» THE TASK
Go through the records and copy each line where the word "color" occurs.

» RECORDS SHOWN
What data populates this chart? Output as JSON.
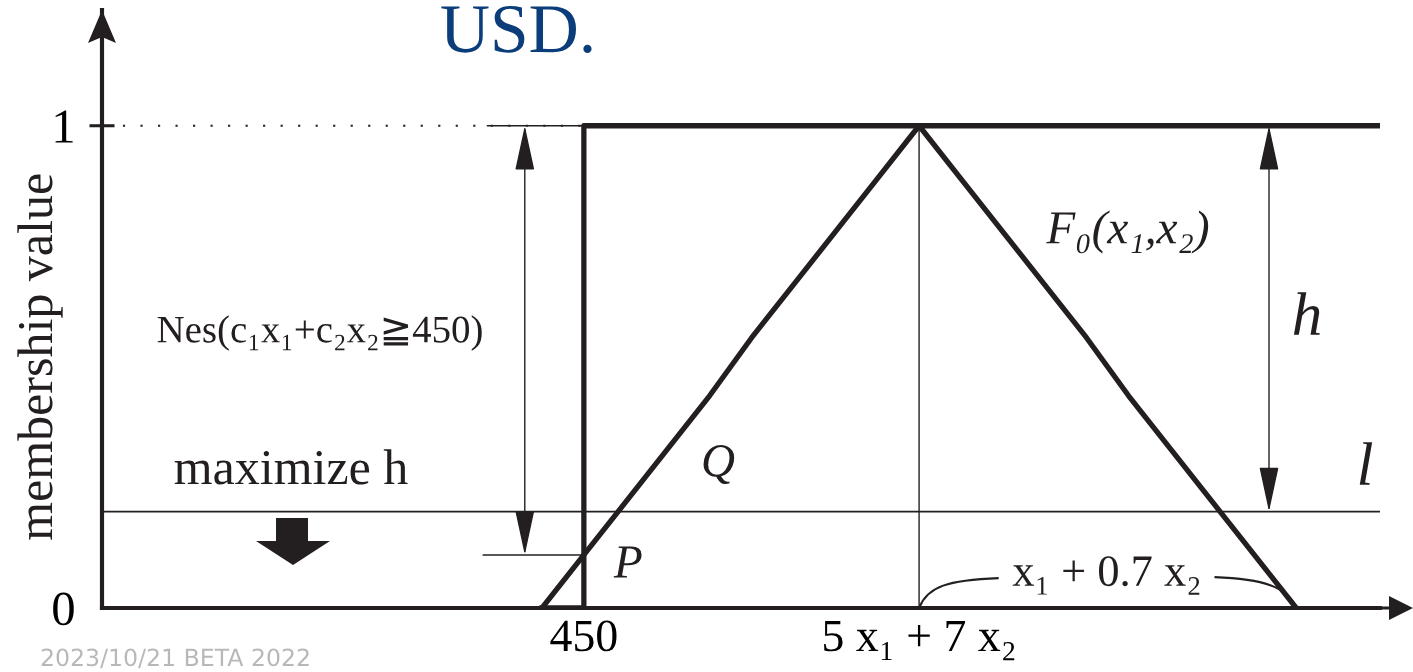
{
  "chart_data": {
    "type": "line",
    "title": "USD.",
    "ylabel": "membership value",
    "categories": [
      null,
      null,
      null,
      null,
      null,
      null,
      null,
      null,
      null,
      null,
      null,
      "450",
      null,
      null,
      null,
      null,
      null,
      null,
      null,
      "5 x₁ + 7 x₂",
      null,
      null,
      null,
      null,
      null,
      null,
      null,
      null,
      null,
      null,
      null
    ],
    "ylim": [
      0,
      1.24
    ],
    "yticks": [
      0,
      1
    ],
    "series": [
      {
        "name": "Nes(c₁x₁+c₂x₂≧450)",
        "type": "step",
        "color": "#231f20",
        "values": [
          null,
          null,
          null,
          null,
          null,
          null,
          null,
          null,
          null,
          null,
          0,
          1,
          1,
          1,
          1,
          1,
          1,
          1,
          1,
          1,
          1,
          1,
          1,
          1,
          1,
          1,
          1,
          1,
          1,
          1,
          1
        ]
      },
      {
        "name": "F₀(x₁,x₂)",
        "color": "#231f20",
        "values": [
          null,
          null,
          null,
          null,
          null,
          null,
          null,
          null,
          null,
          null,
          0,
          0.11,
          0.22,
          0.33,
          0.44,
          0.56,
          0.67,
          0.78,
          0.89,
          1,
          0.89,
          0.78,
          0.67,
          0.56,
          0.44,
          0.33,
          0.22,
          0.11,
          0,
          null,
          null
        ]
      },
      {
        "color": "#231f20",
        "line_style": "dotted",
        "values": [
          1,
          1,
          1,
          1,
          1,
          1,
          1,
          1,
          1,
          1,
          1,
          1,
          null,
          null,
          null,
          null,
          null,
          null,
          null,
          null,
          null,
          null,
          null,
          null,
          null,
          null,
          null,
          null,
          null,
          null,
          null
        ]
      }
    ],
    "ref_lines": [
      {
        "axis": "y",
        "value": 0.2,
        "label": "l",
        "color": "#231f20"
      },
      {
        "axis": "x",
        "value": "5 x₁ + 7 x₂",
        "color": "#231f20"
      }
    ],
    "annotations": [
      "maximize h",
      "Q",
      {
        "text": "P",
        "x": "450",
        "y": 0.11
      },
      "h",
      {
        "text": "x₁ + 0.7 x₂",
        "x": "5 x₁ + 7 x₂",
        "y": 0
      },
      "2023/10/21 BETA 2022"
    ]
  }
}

--

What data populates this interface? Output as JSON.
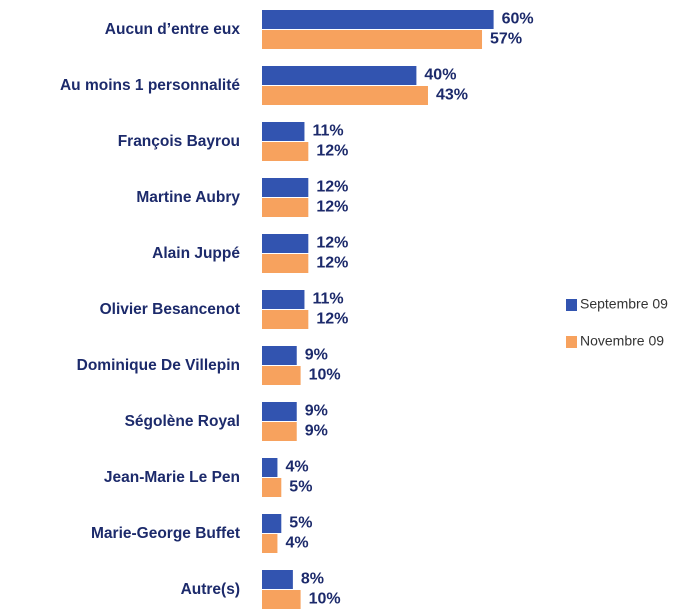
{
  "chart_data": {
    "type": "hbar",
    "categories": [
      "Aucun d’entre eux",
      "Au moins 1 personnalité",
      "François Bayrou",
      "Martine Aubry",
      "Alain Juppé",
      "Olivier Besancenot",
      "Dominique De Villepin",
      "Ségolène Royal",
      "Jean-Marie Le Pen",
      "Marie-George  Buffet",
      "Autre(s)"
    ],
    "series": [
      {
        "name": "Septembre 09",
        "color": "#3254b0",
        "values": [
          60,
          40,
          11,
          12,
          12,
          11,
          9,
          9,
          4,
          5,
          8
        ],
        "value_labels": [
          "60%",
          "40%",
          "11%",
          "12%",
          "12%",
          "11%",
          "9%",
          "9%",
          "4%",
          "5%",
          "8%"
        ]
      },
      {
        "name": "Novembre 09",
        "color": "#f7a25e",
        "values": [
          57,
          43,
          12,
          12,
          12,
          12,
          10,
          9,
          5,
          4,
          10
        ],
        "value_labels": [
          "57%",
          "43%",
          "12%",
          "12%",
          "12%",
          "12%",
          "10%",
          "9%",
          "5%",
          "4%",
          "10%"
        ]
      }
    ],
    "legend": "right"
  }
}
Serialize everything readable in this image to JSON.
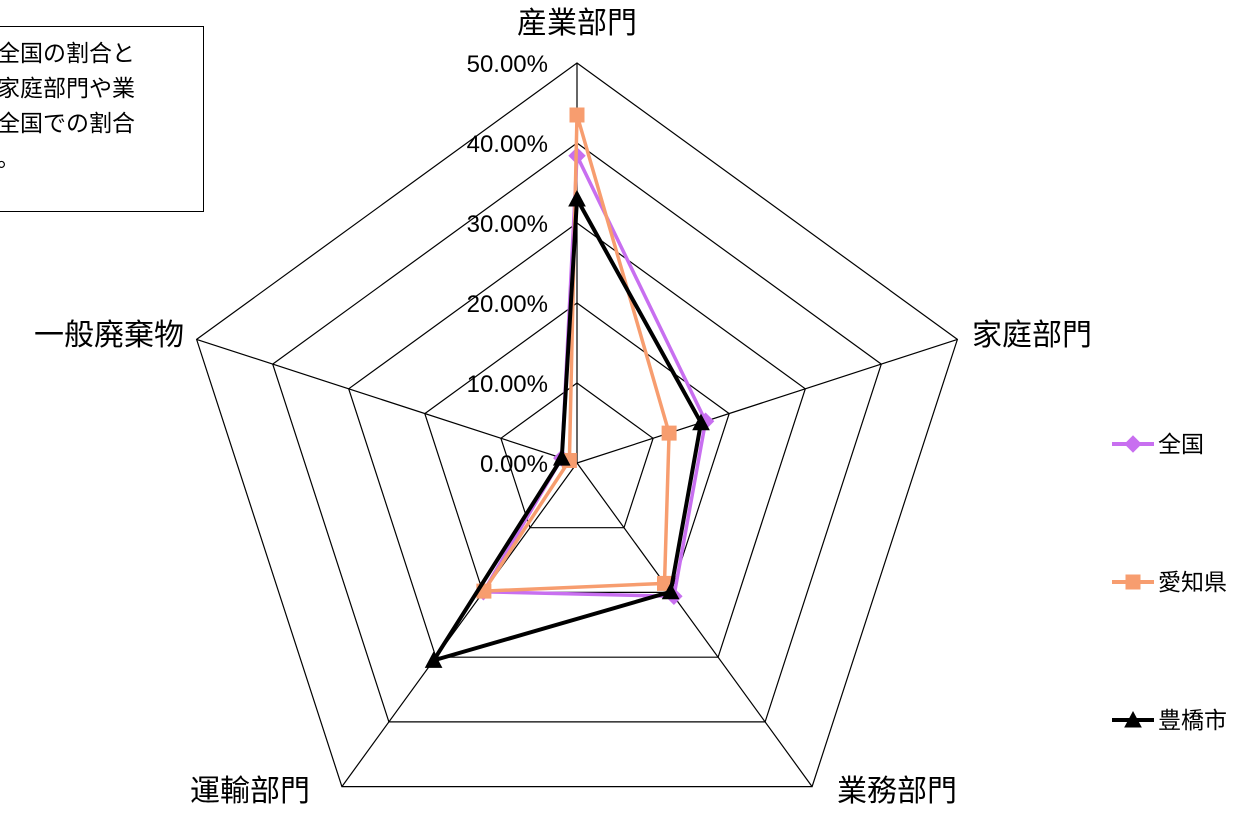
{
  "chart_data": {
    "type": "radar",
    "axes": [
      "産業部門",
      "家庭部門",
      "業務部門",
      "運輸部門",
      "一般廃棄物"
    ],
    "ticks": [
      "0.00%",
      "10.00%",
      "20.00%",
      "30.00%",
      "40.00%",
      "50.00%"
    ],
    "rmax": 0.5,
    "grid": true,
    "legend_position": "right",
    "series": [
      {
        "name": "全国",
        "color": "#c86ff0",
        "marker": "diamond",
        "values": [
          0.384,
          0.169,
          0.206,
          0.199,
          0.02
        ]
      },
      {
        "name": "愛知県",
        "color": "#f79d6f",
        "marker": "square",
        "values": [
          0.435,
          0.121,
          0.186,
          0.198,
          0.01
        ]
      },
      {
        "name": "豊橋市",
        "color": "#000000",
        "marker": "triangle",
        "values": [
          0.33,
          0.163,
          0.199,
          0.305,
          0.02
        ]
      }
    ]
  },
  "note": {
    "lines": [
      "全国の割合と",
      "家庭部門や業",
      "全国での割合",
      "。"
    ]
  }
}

» EXERCISE OUTPUT
        "color": "#231f20",
        "color": "#231f20",
        "color": "#231f20",
        "color": "#231f20"
        "color": "#231f20"
        "color": "#3254b0",
        "color": "#f7a25e",
        "color": "#c86ff0",
        "color": "#f79d6f",
        "color": "#000000",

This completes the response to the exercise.